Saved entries
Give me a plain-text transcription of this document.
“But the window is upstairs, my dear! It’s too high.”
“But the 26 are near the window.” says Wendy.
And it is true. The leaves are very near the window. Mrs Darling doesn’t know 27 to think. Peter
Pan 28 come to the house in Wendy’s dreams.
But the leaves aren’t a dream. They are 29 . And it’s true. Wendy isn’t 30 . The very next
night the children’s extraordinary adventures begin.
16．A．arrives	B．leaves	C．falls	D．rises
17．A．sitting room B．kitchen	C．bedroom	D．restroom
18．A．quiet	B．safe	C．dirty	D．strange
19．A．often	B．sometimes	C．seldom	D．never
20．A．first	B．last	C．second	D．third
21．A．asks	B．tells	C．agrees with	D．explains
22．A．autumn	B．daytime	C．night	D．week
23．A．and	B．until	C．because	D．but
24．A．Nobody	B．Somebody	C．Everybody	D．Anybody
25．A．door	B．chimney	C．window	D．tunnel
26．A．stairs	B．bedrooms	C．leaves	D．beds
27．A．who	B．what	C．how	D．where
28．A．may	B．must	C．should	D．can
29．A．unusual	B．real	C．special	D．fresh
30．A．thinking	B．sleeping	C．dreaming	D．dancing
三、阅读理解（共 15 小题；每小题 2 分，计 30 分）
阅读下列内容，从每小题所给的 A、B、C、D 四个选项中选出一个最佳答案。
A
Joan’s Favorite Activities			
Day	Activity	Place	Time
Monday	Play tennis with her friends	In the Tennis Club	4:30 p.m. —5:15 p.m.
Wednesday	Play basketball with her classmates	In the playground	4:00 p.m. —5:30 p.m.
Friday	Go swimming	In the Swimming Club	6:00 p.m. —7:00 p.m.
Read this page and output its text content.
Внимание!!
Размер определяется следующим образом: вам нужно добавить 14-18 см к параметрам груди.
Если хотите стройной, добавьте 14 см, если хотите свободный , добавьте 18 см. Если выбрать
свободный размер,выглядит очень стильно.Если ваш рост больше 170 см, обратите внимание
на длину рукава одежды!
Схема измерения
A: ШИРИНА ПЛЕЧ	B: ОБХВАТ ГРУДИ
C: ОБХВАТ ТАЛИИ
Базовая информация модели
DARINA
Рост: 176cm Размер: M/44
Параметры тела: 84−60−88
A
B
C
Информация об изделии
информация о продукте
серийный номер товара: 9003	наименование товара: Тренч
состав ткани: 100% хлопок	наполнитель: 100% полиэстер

Aim of the exercise
Output all of the material exactly as written.

Result
Give me a plain-text transcription of this document.
“But the window is upstairs, my dear! It’s too high.”
“But the 26 are near the window.” says Wendy.
And it is true. The leaves are very near the window. Mrs Darling doesn’t know 27 to think. Peter
Pan 28 come to the house in Wendy’s dreams.
But the leaves aren’t a dream. They are 29 . And it’s true. Wendy isn’t 30 . The very next
night the children’s extraordinary adventures begin.
16．A．arrives	B．leaves	C．falls	D．rises
17．A．sitting room B．kitchen	C．bedroom	D．restroom
18．A．quiet	B．safe	C．dirty	D．strange
19．A．often	B．sometimes	C．seldom	D．never
20．A．first	B．last	C．second	D．third
21．A．asks	B．tells	C．agrees with	D．explains
22．A．autumn	B．daytime	C．night	D．week
23．A．and	B．until	C．because	D．but
24．A．Nobody	B．Somebody	C．Everybody	D．Anybody
25．A．door	B．chimney	C．window	D．tunnel
26．A．stairs	B．bedrooms	C．leaves	D．beds
27．A．who	B．what	C．how	D．where
28．A．may	B．must	C．should	D．can
29．A．unusual	B．real	C．special	D．fresh
30．A．thinking	B．sleeping	C．dreaming	D．dancing
三、阅读理解（共 15 小题；每小题 2 分，计 30 分）
阅读下列内容，从每小题所给的 A、B、C、D 四个选项中选出一个最佳答案。
A
Joan’s Favorite Activities			
Day	Activity	Place	Time
Monday	Play tennis with her friends	In the Tennis Club	4:30 p.m. —5:15 p.m.
Wednesday	Play basketball with her classmates	In the playground	4:00 p.m. —5:30 p.m.
Friday	Go swimming	In the Swimming Club	6:00 p.m. —7:00 p.m.
Read this page and output its text content.
Внимание!!
Размер определяется следующим образом: вам нужно добавить 14-18 см к параметрам груди.
Если хотите стройной, добавьте 14 см, если хотите свободный , добавьте 18 см. Если выбрать
свободный размер,выглядит очень стильно.Если ваш рост больше 170 см, обратите внимание
на длину рукава одежды!
Схема измерения
A: ШИРИНА ПЛЕЧ	B: ОБХВАТ ГРУДИ
C: ОБХВАТ ТАЛИИ
Базовая информация модели
DARINA
Рост: 176cm Размер: M/44
Параметры тела: 84−60−88
A
B
C
Информация об изделии
информация о продукте
серийный номер товара: 9003	наименование товара: Тренч
состав ткани: 100% хлопок	наполнитель: 100% полиэстер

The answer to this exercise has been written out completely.